# SUPPLIED DATA start

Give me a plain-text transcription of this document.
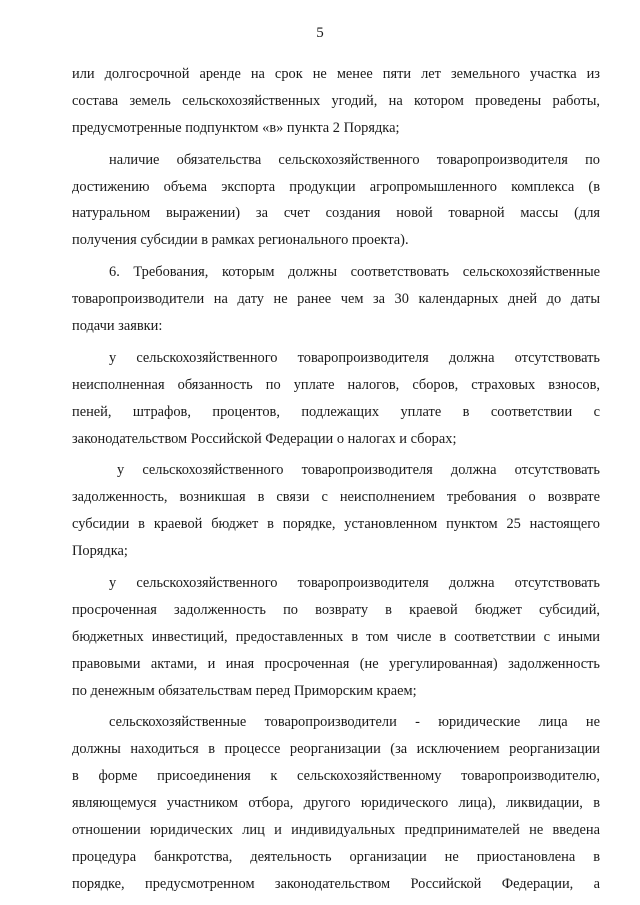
5
или долгосрочной аренде на срок не менее пяти лет земельного участка из
состава земель сельскохозяйственных угодий, на котором проведены работы,
предусмотренные подпунктом «в» пункта 2 Порядка;
наличие обязательства сельскохозяйственного товаропроизводителя по
достижению объема экспорта продукции агропромышленного комплекса (в
натуральном выражении) за счет создания новой товарной массы (для
получения субсидии в рамках регионального проекта).
6. Требования, которым должны соответствовать сельскохозяйственные
товаропроизводители на дату не ранее чем за 30 календарных дней до даты
подачи заявки:
у сельскохозяйственного товаропроизводителя должна отсутствовать
неисполненная обязанность по уплате налогов, сборов, страховых взносов,
пеней, штрафов, процентов, подлежащих уплате в соответствии с
законодательством Российской Федерации о налогах и сборах;
у сельскохозяйственного товаропроизводителя должна отсутствовать
задолженность, возникшая в связи с неисполнением требования о возврате
субсидии в краевой бюджет в порядке, установленном пунктом 25 настоящего
Порядка;
у сельскохозяйственного товаропроизводителя должна отсутствовать
просроченная задолженность по возврату в краевой бюджет субсидий,
бюджетных инвестиций, предоставленных в том числе в соответствии с иными
правовыми актами, и иная просроченная (не урегулированная) задолженность
по денежным обязательствам перед Приморским краем;
сельскохозяйственные товаропроизводители - юридические лица не
должны находиться в процессе реорганизации (за исключением реорганизации
в форме присоединения к сельскохозяйственному товаропроизводителю,
являющемуся участником отбора, другого юридического лица), ликвидации, в
отношении юридических лиц и индивидуальных предпринимателей не введена
процедура банкротства, деятельность организации не приостановлена в
порядке, предусмотренном законодательством Российской Федерации, а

# SUPPLIED DATA end

EXERCISE GOAL:
Write out the records above exactly as they appear, leaving out any pictures.

OUTPUT BELOW:
Give me a plain-text transcription of this document.
5
или долгосрочной аренде на срок не менее пяти лет земельного участка из
состава земель сельскохозяйственных угодий, на котором проведены работы,
предусмотренные подпунктом «в» пункта 2 Порядка;
наличие обязательства сельскохозяйственного товаропроизводителя по
достижению объема экспорта продукции агропромышленного комплекса (в
натуральном выражении) за счет создания новой товарной массы (для
получения субсидии в рамках регионального проекта).
6. Требования, которым должны соответствовать сельскохозяйственные
товаропроизводители на дату не ранее чем за 30 календарных дней до даты
подачи заявки:
у сельскохозяйственного товаропроизводителя должна отсутствовать
неисполненная обязанность по уплате налогов, сборов, страховых взносов,
пеней, штрафов, процентов, подлежащих уплате в соответствии с
законодательством Российской Федерации о налогах и сборах;
у сельскохозяйственного товаропроизводителя должна отсутствовать
задолженность, возникшая в связи с неисполнением требования о возврате
субсидии в краевой бюджет в порядке, установленном пунктом 25 настоящего
Порядка;
у сельскохозяйственного товаропроизводителя должна отсутствовать
просроченная задолженность по возврату в краевой бюджет субсидий,
бюджетных инвестиций, предоставленных в том числе в соответствии с иными
правовыми актами, и иная просроченная (не урегулированная) задолженность
по денежным обязательствам перед Приморским краем;
сельскохозяйственные товаропроизводители - юридические лица не
должны находиться в процессе реорганизации (за исключением реорганизации
в форме присоединения к сельскохозяйственному товаропроизводителю,
являющемуся участником отбора, другого юридического лица), ликвидации, в
отношении юридических лиц и индивидуальных предпринимателей не введена
процедура банкротства, деятельность организации не приостановлена в
порядке, предусмотренном законодательством Российской Федерации, а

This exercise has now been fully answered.